Transcribe the lines below verbatim, skipping the images.

════

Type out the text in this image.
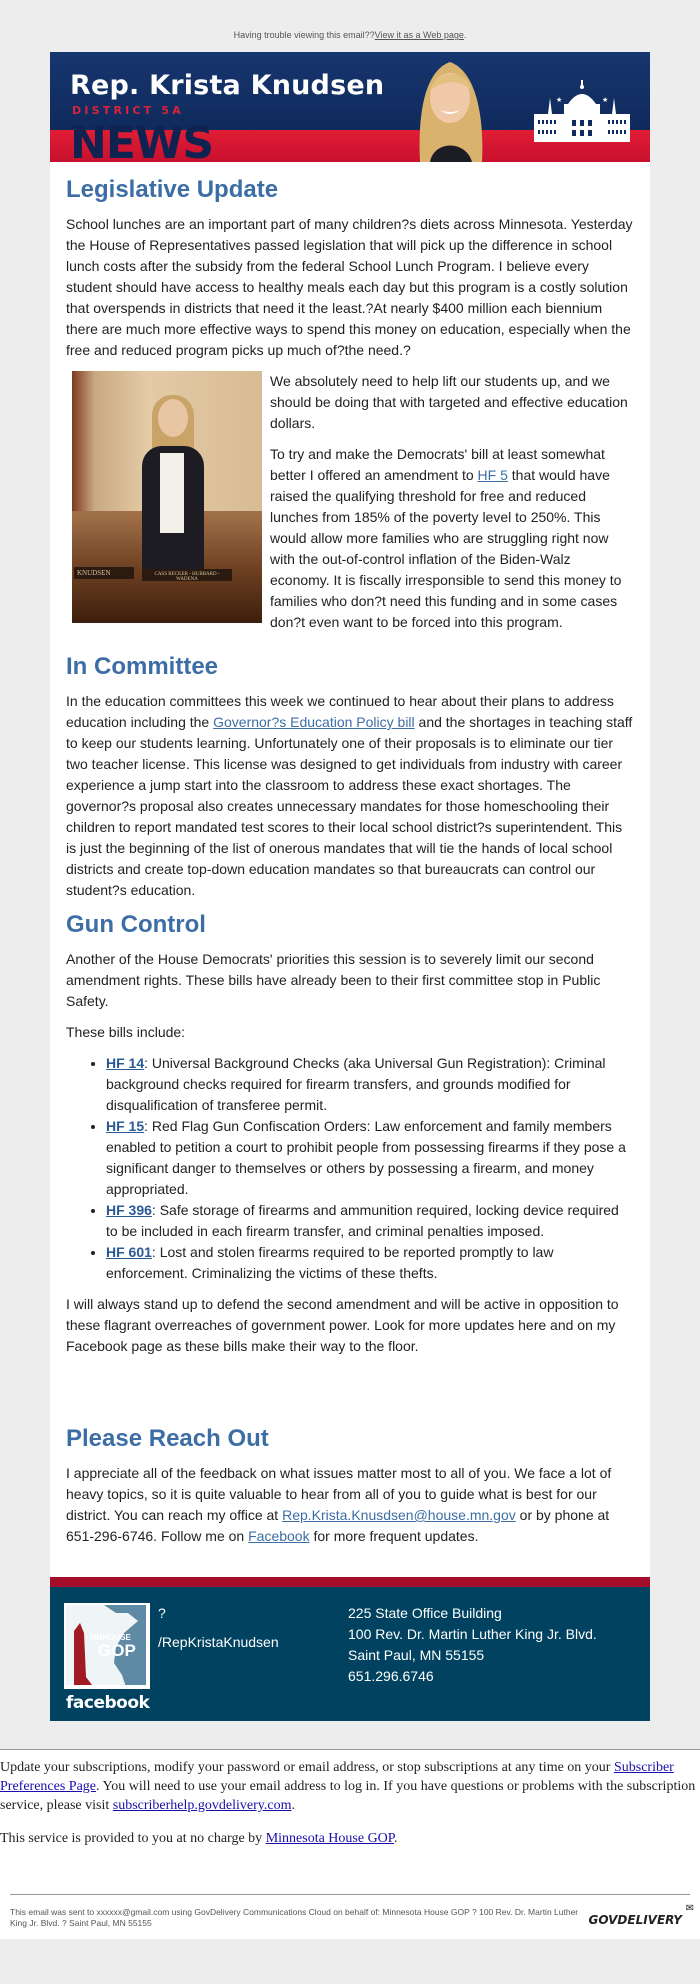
Having trouble viewing this email??View it as a Web page.
Rep. Krista Knudsen
DISTRICT 5A
NEWS
★	★
Legislative Update

School lunches are an important part of many children?s diets across Minnesota. Yesterday the House of Representatives passed legislation that will pick up the difference in school lunch costs after the subsidy from the federal School Lunch Program. I believe every student should have access to healthy meals each day but this program is a costly solution that overspends in districts that need it the least.?At nearly $400 million each biennium there are much more effective ways to spend this money on education, especially when the free and reduced program picks up much of?the need.?

KNUDSEN	CASS BECKER - HUBBARD - WADENA

We absolutely need to help lift our students up, and we should be doing that with targeted and effective education dollars.

To try and make the Democrats' bill at least somewhat better I offered an amendment to HF 5 that would have raised the qualifying threshold for free and reduced lunches from 185% of the poverty level to 250%. This would allow more families who are struggling right now with the out-of-control inflation of the Biden-Walz economy. It is fiscally irresponsible to send this money to families who don?t need this funding and in some cases don?t even want to be forced into this program.

In Committee

In the education committees this week we continued to hear about their plans to address education including the Governor?s Education Policy bill and the shortages in teaching staff to keep our students learning. Unfortunately one of their proposals is to eliminate our tier two teacher license. This license was designed to get individuals from industry with career experience a jump start into the classroom to address these exact shortages. The governor?s proposal also creates unnecessary mandates for those homeschooling their children to report mandated test scores to their local school district?s superintendent. This is just the beginning of the list of onerous mandates that will tie the hands of local school districts and create top-down education mandates so that bureaucrats can control our student?s education.

Gun Control

Another of the House Democrats' priorities this session is to severely limit our second amendment rights. These bills have already been to their first committee stop in Public Safety.

These bills include:

• HF 14: Universal Background Checks (aka Universal Gun Registration): Criminal background checks required for firearm transfers, and grounds modified for disqualification of transferee permit.
• HF 15: Red Flag Gun Confiscation Orders: Law enforcement and family members enabled to petition a court to prohibit people from possessing firearms if they pose a significant danger to themselves or others by possessing a firearm, and money appropriated.
• HF 396: Safe storage of firearms and ammunition required, locking device required to be included in each firearm transfer, and criminal penalties imposed.
• HF 601: Lost and stolen firearms required to be reported promptly to law enforcement. Criminalizing the victims of these thefts.

I will always stand up to defend the second amendment and will be active in opposition to these flagrant overreaches of government power. Look for more updates here and on my Facebook page as these bills make their way to the floor.

Please Reach Out

I appreciate all of the feedback on what issues matter most to all of you. We face a lot of heavy topics, so it is quite valuable to hear from all of you to guide what is best for our district. You can reach my office at Rep.Krista.Knusdsen@house.mn.gov or by phone at 651-296-6746. Follow me on Facebook for more frequent updates.

MNHOUSE
GOP
facebook
?
/RepKristaKnudsen
225 State Office Building
100 Rev. Dr. Martin Luther King Jr. Blvd.
Saint Paul, MN 55155
651.296.6746

Update your subscriptions, modify your password or email address, or stop subscriptions at any time on your Subscriber Preferences Page. You will need to use your email address to log in. If you have questions or problems with the subscription service, please visit subscriberhelp.govdelivery.com.

This service is provided to you at no charge by Minnesota House GOP.

This email was sent to xxxxxx@gmail.com using GovDelivery Communications Cloud on behalf of: Minnesota House GOP ? 100 Rev. Dr. Martin Luther King Jr. Blvd. ? Saint Paul, MN 55155	GOVDELIVERY
✉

════

## WORKED SOLUTION:
Type out the text in this image.
Having trouble viewing this email??View it as a Web page.
Rep. Krista Knudsen
DISTRICT 5A
NEWS
★	★
Legislative Update

School lunches are an important part of many children?s diets across Minnesota. Yesterday the House of Representatives passed legislation that will pick up the difference in school lunch costs after the subsidy from the federal School Lunch Program. I believe every student should have access to healthy meals each day but this program is a costly solution that overspends in districts that need it the least.?At nearly $400 million each biennium there are much more effective ways to spend this money on education, especially when the free and reduced program picks up much of?the need.?

KNUDSEN	CASS BECKER - HUBBARD - WADENA

We absolutely need to help lift our students up, and we should be doing that with targeted and effective education dollars.

To try and make the Democrats' bill at least somewhat better I offered an amendment to HF 5 that would have raised the qualifying threshold for free and reduced lunches from 185% of the poverty level to 250%. This would allow more families who are struggling right now with the out-of-control inflation of the Biden-Walz economy. It is fiscally irresponsible to send this money to families who don?t need this funding and in some cases don?t even want to be forced into this program.

In Committee

In the education committees this week we continued to hear about their plans to address education including the Governor?s Education Policy bill and the shortages in teaching staff to keep our students learning. Unfortunately one of their proposals is to eliminate our tier two teacher license. This license was designed to get individuals from industry with career experience a jump start into the classroom to address these exact shortages. The governor?s proposal also creates unnecessary mandates for those homeschooling their children to report mandated test scores to their local school district?s superintendent. This is just the beginning of the list of onerous mandates that will tie the hands of local school districts and create top-down education mandates so that bureaucrats can control our student?s education.

Gun Control

Another of the House Democrats' priorities this session is to severely limit our second amendment rights. These bills have already been to their first committee stop in Public Safety.

These bills include:

• HF 14: Universal Background Checks (aka Universal Gun Registration): Criminal background checks required for firearm transfers, and grounds modified for disqualification of transferee permit.
• HF 15: Red Flag Gun Confiscation Orders: Law enforcement and family members enabled to petition a court to prohibit people from possessing firearms if they pose a significant danger to themselves or others by possessing a firearm, and money appropriated.
• HF 396: Safe storage of firearms and ammunition required, locking device required to be included in each firearm transfer, and criminal penalties imposed.
• HF 601: Lost and stolen firearms required to be reported promptly to law enforcement. Criminalizing the victims of these thefts.

I will always stand up to defend the second amendment and will be active in opposition to these flagrant overreaches of government power. Look for more updates here and on my Facebook page as these bills make their way to the floor.

Please Reach Out

I appreciate all of the feedback on what issues matter most to all of you. We face a lot of heavy topics, so it is quite valuable to hear from all of you to guide what is best for our district. You can reach my office at Rep.Krista.Knusdsen@house.mn.gov or by phone at 651-296-6746. Follow me on Facebook for more frequent updates.

MNHOUSE
GOP
facebook
?
/RepKristaKnudsen
225 State Office Building
100 Rev. Dr. Martin Luther King Jr. Blvd.
Saint Paul, MN 55155
651.296.6746

Update your subscriptions, modify your password or email address, or stop subscriptions at any time on your Subscriber Preferences Page. You will need to use your email address to log in. If you have questions or problems with the subscription service, please visit subscriberhelp.govdelivery.com.

This service is provided to you at no charge by Minnesota House GOP.

This email was sent to xxxxxx@gmail.com using GovDelivery Communications Cloud on behalf of: Minnesota House GOP ? 100 Rev. Dr. Martin Luther King Jr. Blvd. ? Saint Paul, MN 55155	GOVDELIVERY
✉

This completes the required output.